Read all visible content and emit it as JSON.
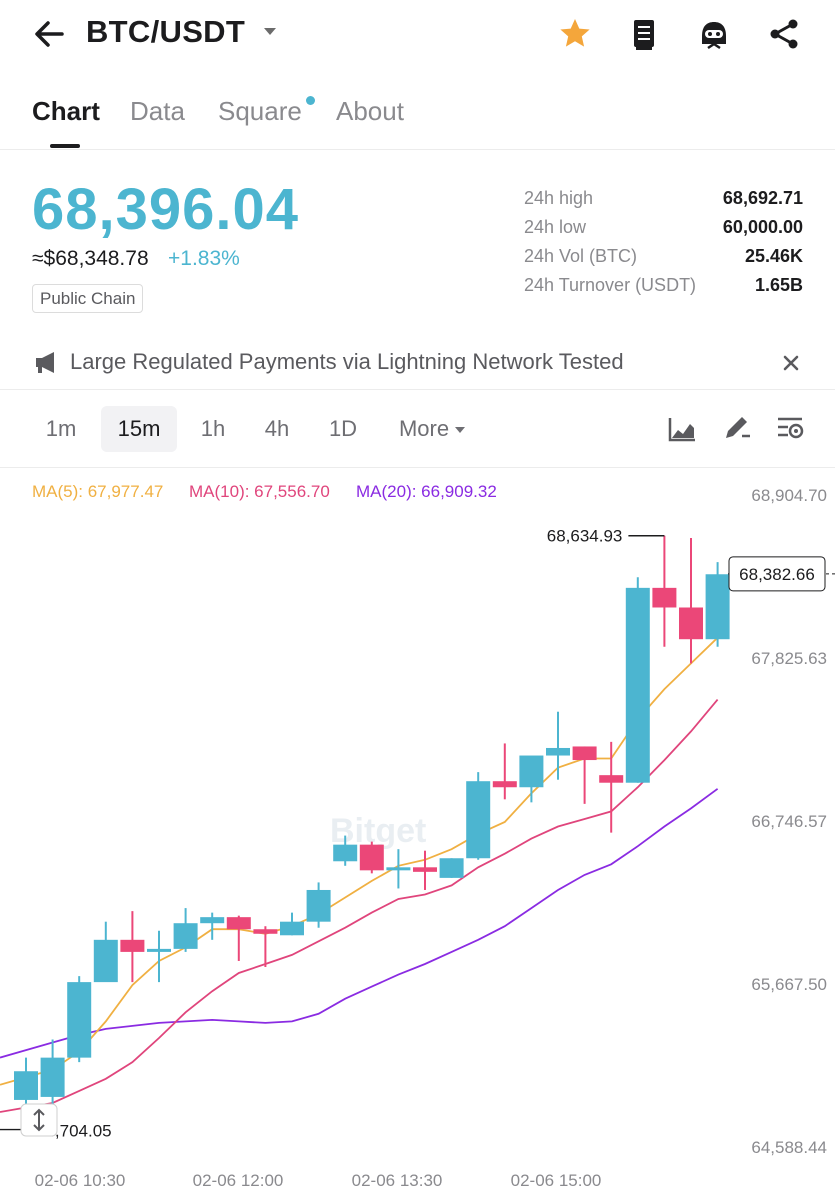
{
  "header": {
    "pair": "BTC/USDT"
  },
  "tabs": [
    "Chart",
    "Data",
    "Square",
    "About"
  ],
  "ticker": {
    "last_price": "68,396.04",
    "fiat_price": "≈$68,348.78",
    "change_pct": "+1.83%",
    "badge": "Public Chain",
    "stats": [
      {
        "label": "24h high",
        "value": "68,692.71"
      },
      {
        "label": "24h low",
        "value": "60,000.00"
      },
      {
        "label": "24h Vol (BTC)",
        "value": "25.46K"
      },
      {
        "label": "24h Turnover (USDT)",
        "value": "1.65B"
      }
    ]
  },
  "news": {
    "headline": "Large Regulated Payments via Lightning Network Tested"
  },
  "intervals": {
    "items": [
      "1m",
      "15m",
      "1h",
      "4h",
      "1D"
    ],
    "selected": "15m",
    "more_label": "More"
  },
  "legend": {
    "ma5": "MA(5): 67,977.47",
    "ma10": "MA(10): 67,556.70",
    "ma20": "MA(20): 66,909.32"
  },
  "colors": {
    "up": "#4cb5d0",
    "down": "#eb4778",
    "ma5": "#f0b042",
    "ma10": "#e0457c",
    "ma20": "#8a2be2"
  },
  "chart_data": {
    "type": "candlestick",
    "y_axis_labels": [
      "68,904.70",
      "67,825.63",
      "66,746.57",
      "65,667.50",
      "64,588.44"
    ],
    "ylim": [
      64588.44,
      68904.7
    ],
    "x_axis_labels": [
      "02-06 10:30",
      "02-06 12:00",
      "02-06 13:30",
      "02-06 15:00"
    ],
    "last_price_tag": "68,382.66",
    "high_annotation": "68,634.93",
    "low_annotation": "64,704.05",
    "candles": [
      {
        "o": 64900,
        "h": 65180,
        "l": 64680,
        "c": 65090
      },
      {
        "o": 64920,
        "h": 65300,
        "l": 64760,
        "c": 65180
      },
      {
        "o": 65180,
        "h": 65720,
        "l": 65150,
        "c": 65680
      },
      {
        "o": 65680,
        "h": 66080,
        "l": 65700,
        "c": 65960
      },
      {
        "o": 65960,
        "h": 66150,
        "l": 65680,
        "c": 65880
      },
      {
        "o": 65880,
        "h": 66020,
        "l": 65680,
        "c": 65900
      },
      {
        "o": 65900,
        "h": 66170,
        "l": 65880,
        "c": 66070
      },
      {
        "o": 66070,
        "h": 66140,
        "l": 65960,
        "c": 66110
      },
      {
        "o": 66110,
        "h": 66120,
        "l": 65820,
        "c": 66030
      },
      {
        "o": 66030,
        "h": 66050,
        "l": 65780,
        "c": 66000
      },
      {
        "o": 65990,
        "h": 66140,
        "l": 65990,
        "c": 66080
      },
      {
        "o": 66080,
        "h": 66340,
        "l": 66040,
        "c": 66290
      },
      {
        "o": 66480,
        "h": 66650,
        "l": 66450,
        "c": 66590
      },
      {
        "o": 66590,
        "h": 66610,
        "l": 66400,
        "c": 66420
      },
      {
        "o": 66420,
        "h": 66560,
        "l": 66300,
        "c": 66440
      },
      {
        "o": 66440,
        "h": 66550,
        "l": 66290,
        "c": 66410
      },
      {
        "o": 66370,
        "h": 66500,
        "l": 66370,
        "c": 66500
      },
      {
        "o": 66500,
        "h": 67070,
        "l": 66490,
        "c": 67010
      },
      {
        "o": 67010,
        "h": 67260,
        "l": 66890,
        "c": 66970
      },
      {
        "o": 66970,
        "h": 67140,
        "l": 66870,
        "c": 67180
      },
      {
        "o": 67180,
        "h": 67470,
        "l": 67020,
        "c": 67230
      },
      {
        "o": 67240,
        "h": 67240,
        "l": 66860,
        "c": 67150
      },
      {
        "o": 67050,
        "h": 67270,
        "l": 66670,
        "c": 67000
      },
      {
        "o": 67000,
        "h": 68360,
        "l": 67000,
        "c": 68290
      },
      {
        "o": 68290,
        "h": 68635,
        "l": 67900,
        "c": 68160
      },
      {
        "o": 68160,
        "h": 68620,
        "l": 67790,
        "c": 67950
      },
      {
        "o": 67950,
        "h": 68460,
        "l": 67900,
        "c": 68380
      }
    ],
    "ma5": [
      65050,
      65100,
      65220,
      65420,
      65660,
      65820,
      65910,
      66030,
      66030,
      66000,
      66050,
      66130,
      66240,
      66350,
      66450,
      66490,
      66560,
      66660,
      66740,
      66930,
      67100,
      67160,
      67160,
      67420,
      67620,
      67790,
      67960
    ],
    "ma10": [
      64850,
      64880,
      64960,
      65040,
      65150,
      65310,
      65480,
      65620,
      65740,
      65800,
      65860,
      65950,
      66040,
      66140,
      66230,
      66260,
      66320,
      66440,
      66530,
      66630,
      66710,
      66760,
      66810,
      66970,
      67150,
      67340,
      67550
    ],
    "ma20": [
      65230,
      65280,
      65330,
      65370,
      65390,
      65410,
      65420,
      65430,
      65420,
      65410,
      65420,
      65470,
      65570,
      65650,
      65730,
      65800,
      65880,
      65960,
      66050,
      66170,
      66290,
      66390,
      66460,
      66580,
      66710,
      66830,
      66960
    ]
  }
}
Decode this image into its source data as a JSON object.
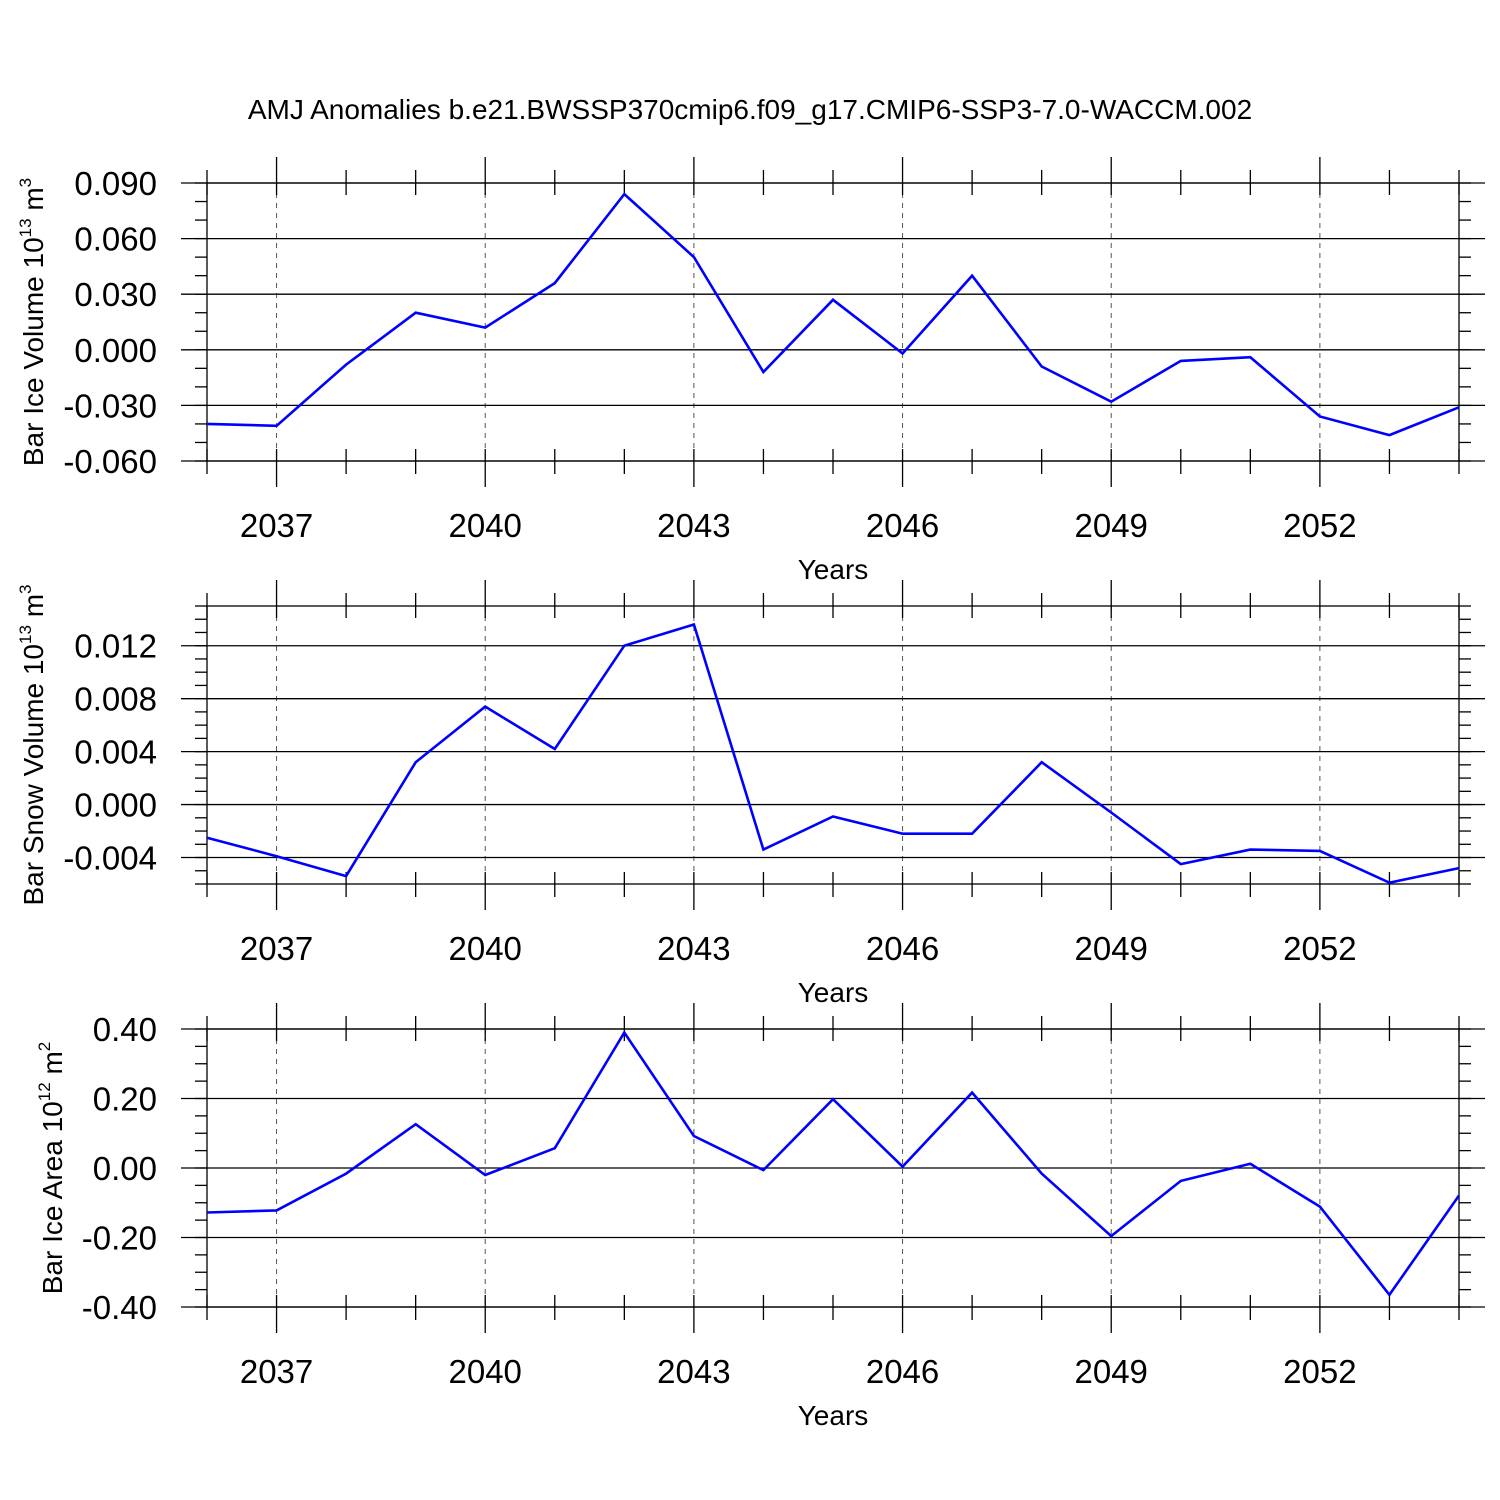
{
  "title": "AMJ Anomalies b.e21.BWSSP370cmip6.f09_g17.CMIP6-SSP3-7.0-WACCM.002",
  "line_color": "#0000ff",
  "chart_data": [
    {
      "type": "line",
      "ylabel_main": "Bar Ice Volume 10",
      "ylabel_exp": "13",
      "ylabel_unit": " m",
      "ylabel_unit_exp": "3",
      "xlabel": "Years",
      "xlim": [
        2036,
        2054
      ],
      "ylim": [
        -0.06,
        0.09
      ],
      "yticks": [
        0.09,
        0.06,
        0.03,
        0.0,
        -0.03,
        -0.06
      ],
      "ytick_labels": [
        "0.090",
        "0.060",
        "0.030",
        "0.000",
        "-0.030",
        "-0.060"
      ],
      "y_minor_step": 0.01,
      "xticks": [
        2037,
        2040,
        2043,
        2046,
        2049,
        2052
      ],
      "xtick_labels": [
        "2037",
        "2040",
        "2043",
        "2046",
        "2049",
        "2052"
      ],
      "x": [
        2036,
        2037,
        2038,
        2039,
        2040,
        2041,
        2042,
        2043,
        2044,
        2045,
        2046,
        2047,
        2048,
        2049,
        2050,
        2051,
        2052,
        2053,
        2054
      ],
      "y": [
        -0.04,
        -0.041,
        -0.008,
        0.02,
        0.012,
        0.036,
        0.084,
        0.05,
        -0.012,
        0.027,
        -0.002,
        0.04,
        -0.009,
        -0.028,
        -0.006,
        -0.004,
        -0.036,
        -0.046,
        -0.031
      ]
    },
    {
      "type": "line",
      "ylabel_main": "Bar Snow Volume 10",
      "ylabel_exp": "13",
      "ylabel_unit": " m",
      "ylabel_unit_exp": "3",
      "xlabel": "Years",
      "xlim": [
        2036,
        2054
      ],
      "ylim": [
        -0.006,
        0.015
      ],
      "yticks": [
        0.012,
        0.008,
        0.004,
        0.0,
        -0.004
      ],
      "ytick_labels": [
        "0.012",
        "0.008",
        "0.004",
        "0.000",
        "-0.004"
      ],
      "y_minor_step": 0.001,
      "xticks": [
        2037,
        2040,
        2043,
        2046,
        2049,
        2052
      ],
      "xtick_labels": [
        "2037",
        "2040",
        "2043",
        "2046",
        "2049",
        "2052"
      ],
      "x": [
        2036,
        2037,
        2038,
        2039,
        2040,
        2041,
        2042,
        2043,
        2044,
        2045,
        2046,
        2047,
        2048,
        2049,
        2050,
        2051,
        2052,
        2053,
        2054
      ],
      "y": [
        -0.0025,
        -0.0039,
        -0.0054,
        0.0032,
        0.0074,
        0.0042,
        0.012,
        0.0136,
        -0.0034,
        -0.0009,
        -0.0022,
        -0.0022,
        0.0032,
        -0.0006,
        -0.0045,
        -0.0034,
        -0.0035,
        -0.0059,
        -0.0048
      ]
    },
    {
      "type": "line",
      "ylabel_main": "Bar Ice Area 10",
      "ylabel_exp": "12",
      "ylabel_unit": " m",
      "ylabel_unit_exp": "2",
      "xlabel": "Years",
      "xlim": [
        2036,
        2054
      ],
      "ylim": [
        -0.4,
        0.4
      ],
      "yticks": [
        0.4,
        0.2,
        0.0,
        -0.2,
        -0.4
      ],
      "ytick_labels": [
        "0.40",
        "0.20",
        "0.00",
        "-0.20",
        "-0.40"
      ],
      "y_minor_step": 0.05,
      "xticks": [
        2037,
        2040,
        2043,
        2046,
        2049,
        2052
      ],
      "xtick_labels": [
        "2037",
        "2040",
        "2043",
        "2046",
        "2049",
        "2052"
      ],
      "x": [
        2036,
        2037,
        2038,
        2039,
        2040,
        2041,
        2042,
        2043,
        2044,
        2045,
        2046,
        2047,
        2048,
        2049,
        2050,
        2051,
        2052,
        2053,
        2054
      ],
      "y": [
        -0.128,
        -0.122,
        -0.016,
        0.126,
        -0.02,
        0.057,
        0.39,
        0.092,
        -0.006,
        0.198,
        0.004,
        0.217,
        -0.016,
        -0.196,
        -0.037,
        0.012,
        -0.111,
        -0.365,
        -0.079
      ]
    }
  ]
}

Prompt
Copy every line from the entries that contains the word "USDT".

Solution to this task
    "pair": "BTC/USDT"
        "label": "24h Turnover (USDT)",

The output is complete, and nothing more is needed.